::: RECORDS TO PROCESS :::
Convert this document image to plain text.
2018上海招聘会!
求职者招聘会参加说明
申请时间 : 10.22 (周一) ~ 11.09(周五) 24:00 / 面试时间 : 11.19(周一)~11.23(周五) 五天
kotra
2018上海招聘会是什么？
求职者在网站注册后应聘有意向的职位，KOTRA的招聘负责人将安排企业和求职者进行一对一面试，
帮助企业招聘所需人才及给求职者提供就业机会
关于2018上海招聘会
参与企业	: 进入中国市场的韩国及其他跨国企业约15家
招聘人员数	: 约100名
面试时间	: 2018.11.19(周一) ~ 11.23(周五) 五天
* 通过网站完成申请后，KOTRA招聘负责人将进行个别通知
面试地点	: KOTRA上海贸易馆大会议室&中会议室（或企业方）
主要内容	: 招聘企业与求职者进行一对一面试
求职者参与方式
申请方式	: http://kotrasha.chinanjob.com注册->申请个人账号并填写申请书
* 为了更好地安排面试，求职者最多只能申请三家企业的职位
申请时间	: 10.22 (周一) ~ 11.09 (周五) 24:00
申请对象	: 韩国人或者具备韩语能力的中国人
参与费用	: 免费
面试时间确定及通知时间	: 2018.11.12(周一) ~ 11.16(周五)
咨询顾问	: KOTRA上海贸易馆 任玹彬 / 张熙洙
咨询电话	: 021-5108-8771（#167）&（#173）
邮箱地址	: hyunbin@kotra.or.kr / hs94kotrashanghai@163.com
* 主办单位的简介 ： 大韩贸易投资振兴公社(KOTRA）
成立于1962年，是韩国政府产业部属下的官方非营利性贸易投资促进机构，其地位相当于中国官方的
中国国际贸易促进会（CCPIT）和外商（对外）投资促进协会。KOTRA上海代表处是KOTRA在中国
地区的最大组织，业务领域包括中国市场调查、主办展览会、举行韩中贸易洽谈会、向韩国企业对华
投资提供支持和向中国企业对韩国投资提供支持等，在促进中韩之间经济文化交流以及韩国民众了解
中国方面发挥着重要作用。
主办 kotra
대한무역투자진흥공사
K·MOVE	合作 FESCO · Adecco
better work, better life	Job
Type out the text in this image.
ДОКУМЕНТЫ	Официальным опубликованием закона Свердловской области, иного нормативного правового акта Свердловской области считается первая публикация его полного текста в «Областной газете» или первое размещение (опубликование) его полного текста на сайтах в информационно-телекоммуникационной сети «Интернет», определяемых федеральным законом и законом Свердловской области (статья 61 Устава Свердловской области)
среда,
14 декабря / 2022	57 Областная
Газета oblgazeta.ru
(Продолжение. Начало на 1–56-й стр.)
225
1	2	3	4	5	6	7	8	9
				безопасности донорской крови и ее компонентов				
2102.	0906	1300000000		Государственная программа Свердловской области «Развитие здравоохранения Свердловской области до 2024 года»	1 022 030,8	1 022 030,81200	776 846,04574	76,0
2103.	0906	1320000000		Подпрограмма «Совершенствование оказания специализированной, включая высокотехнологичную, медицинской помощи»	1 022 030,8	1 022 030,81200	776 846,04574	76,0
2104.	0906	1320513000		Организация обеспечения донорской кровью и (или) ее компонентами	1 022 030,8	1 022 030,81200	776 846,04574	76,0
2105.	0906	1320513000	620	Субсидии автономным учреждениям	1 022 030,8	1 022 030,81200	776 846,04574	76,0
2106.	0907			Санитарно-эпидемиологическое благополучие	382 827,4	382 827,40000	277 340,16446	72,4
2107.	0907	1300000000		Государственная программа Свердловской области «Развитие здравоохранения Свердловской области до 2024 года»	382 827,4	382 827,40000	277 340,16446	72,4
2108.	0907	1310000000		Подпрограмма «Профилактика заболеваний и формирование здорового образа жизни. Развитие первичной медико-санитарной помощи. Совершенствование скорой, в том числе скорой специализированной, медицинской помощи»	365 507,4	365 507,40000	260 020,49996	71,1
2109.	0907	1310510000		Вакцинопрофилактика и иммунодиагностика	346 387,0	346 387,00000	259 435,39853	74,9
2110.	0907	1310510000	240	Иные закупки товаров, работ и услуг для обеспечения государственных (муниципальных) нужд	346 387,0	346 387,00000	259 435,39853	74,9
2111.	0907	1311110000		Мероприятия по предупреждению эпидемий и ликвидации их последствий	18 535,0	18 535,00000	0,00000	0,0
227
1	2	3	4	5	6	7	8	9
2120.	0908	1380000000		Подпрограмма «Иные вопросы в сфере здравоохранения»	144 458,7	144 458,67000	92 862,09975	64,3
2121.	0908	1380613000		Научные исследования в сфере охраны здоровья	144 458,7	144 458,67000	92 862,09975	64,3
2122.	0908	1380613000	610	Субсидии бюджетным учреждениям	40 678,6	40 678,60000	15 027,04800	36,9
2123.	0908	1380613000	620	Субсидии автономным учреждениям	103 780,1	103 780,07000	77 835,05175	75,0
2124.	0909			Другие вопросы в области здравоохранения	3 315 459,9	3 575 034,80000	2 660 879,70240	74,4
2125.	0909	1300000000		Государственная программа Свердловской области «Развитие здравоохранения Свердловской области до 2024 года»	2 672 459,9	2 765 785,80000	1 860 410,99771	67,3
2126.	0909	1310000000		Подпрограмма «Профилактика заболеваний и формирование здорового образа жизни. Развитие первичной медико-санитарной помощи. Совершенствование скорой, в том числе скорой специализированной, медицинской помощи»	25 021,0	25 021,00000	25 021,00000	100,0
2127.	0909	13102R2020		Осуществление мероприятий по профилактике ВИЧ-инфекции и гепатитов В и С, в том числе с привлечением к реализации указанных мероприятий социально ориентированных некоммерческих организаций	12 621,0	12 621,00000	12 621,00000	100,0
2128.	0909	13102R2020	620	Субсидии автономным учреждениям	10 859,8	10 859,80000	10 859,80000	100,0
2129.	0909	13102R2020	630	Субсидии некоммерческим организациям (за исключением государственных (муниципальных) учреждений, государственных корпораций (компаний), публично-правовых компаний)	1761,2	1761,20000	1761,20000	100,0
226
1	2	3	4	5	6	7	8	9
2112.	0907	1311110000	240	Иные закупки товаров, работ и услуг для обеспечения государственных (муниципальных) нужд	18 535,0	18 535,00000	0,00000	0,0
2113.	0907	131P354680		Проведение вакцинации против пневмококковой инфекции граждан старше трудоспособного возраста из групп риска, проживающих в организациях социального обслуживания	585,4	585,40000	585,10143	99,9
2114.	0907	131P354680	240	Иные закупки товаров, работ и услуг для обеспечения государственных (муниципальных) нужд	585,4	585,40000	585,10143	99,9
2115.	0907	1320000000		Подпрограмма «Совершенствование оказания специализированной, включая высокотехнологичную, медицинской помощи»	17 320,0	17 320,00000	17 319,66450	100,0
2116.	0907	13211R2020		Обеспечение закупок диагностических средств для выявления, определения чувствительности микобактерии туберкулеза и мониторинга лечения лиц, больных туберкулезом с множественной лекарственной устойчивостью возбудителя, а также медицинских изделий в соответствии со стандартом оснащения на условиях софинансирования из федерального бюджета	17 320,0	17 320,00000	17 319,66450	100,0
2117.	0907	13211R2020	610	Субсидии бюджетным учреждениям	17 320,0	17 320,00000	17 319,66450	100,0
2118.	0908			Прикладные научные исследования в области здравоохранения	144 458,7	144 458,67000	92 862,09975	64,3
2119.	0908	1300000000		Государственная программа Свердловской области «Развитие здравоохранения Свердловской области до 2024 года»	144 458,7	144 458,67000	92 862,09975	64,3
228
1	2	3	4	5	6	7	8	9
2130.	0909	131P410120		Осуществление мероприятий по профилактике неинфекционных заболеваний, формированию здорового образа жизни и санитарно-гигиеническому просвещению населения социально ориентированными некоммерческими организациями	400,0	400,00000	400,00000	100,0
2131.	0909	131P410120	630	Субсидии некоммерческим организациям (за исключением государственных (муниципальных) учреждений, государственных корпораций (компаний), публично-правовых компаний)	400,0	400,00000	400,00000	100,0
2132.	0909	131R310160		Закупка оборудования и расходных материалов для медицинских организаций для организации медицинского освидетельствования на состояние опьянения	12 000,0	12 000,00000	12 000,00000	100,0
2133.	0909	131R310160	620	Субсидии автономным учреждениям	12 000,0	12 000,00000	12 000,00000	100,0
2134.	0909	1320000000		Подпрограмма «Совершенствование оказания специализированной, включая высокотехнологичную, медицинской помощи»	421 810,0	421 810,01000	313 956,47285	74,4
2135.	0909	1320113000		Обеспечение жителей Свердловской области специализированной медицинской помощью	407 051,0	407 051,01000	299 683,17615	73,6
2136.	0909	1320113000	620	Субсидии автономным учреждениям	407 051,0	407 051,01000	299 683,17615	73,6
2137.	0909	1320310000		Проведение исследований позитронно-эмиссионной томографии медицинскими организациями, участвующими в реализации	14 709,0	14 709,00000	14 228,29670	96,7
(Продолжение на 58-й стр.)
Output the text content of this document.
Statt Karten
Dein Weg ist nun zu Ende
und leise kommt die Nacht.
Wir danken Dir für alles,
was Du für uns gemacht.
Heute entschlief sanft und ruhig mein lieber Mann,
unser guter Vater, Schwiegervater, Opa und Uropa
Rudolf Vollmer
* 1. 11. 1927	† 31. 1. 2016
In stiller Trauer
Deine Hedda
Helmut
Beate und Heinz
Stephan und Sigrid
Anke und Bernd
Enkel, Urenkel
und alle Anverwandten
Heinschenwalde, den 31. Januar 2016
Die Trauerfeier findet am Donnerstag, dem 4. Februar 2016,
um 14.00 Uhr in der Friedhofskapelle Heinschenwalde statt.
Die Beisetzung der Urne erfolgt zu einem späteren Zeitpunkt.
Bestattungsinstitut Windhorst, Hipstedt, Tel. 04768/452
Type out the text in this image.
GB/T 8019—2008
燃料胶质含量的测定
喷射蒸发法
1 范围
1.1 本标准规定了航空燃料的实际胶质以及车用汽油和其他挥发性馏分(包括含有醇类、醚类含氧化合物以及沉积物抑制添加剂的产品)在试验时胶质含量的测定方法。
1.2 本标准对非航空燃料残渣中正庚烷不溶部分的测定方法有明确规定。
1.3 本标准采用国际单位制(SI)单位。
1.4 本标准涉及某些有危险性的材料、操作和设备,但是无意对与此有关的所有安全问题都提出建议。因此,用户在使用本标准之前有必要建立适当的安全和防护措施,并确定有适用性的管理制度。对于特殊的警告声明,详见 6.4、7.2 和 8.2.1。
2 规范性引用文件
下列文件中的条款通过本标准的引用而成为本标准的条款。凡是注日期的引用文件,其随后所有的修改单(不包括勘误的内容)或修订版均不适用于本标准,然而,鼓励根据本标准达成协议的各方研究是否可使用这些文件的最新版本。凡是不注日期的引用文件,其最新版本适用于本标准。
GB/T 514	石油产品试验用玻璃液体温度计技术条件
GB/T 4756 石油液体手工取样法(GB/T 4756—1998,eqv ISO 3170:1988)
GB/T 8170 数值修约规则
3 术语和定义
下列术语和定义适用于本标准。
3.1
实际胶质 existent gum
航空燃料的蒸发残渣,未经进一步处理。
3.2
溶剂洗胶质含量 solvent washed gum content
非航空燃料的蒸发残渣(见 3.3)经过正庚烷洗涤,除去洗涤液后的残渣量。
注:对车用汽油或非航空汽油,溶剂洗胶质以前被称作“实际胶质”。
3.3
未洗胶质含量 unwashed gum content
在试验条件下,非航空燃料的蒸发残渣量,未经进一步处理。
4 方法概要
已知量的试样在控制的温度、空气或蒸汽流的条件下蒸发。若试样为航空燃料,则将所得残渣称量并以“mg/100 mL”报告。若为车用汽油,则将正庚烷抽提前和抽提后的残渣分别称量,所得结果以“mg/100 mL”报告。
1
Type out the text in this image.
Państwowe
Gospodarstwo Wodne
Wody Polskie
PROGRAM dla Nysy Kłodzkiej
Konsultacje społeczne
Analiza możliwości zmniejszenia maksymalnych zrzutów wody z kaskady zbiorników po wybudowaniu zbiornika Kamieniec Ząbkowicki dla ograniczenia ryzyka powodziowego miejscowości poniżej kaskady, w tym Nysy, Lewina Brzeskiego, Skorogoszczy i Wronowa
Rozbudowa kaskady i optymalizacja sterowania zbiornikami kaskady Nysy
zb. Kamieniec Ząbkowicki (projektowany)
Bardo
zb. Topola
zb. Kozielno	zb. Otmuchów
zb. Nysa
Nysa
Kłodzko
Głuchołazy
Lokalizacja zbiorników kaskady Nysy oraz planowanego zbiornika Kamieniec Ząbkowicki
:::
Copy down every line of the entries containing the word "申请时间".

申请时间 : 10.22 (周一) ~ 11.09(周五) 24:00 / 面试时间 : 11.19(周一)~11.23(周五) 五天
申请时间	: 10.22 (周一) ~ 11.09 (周五) 24:00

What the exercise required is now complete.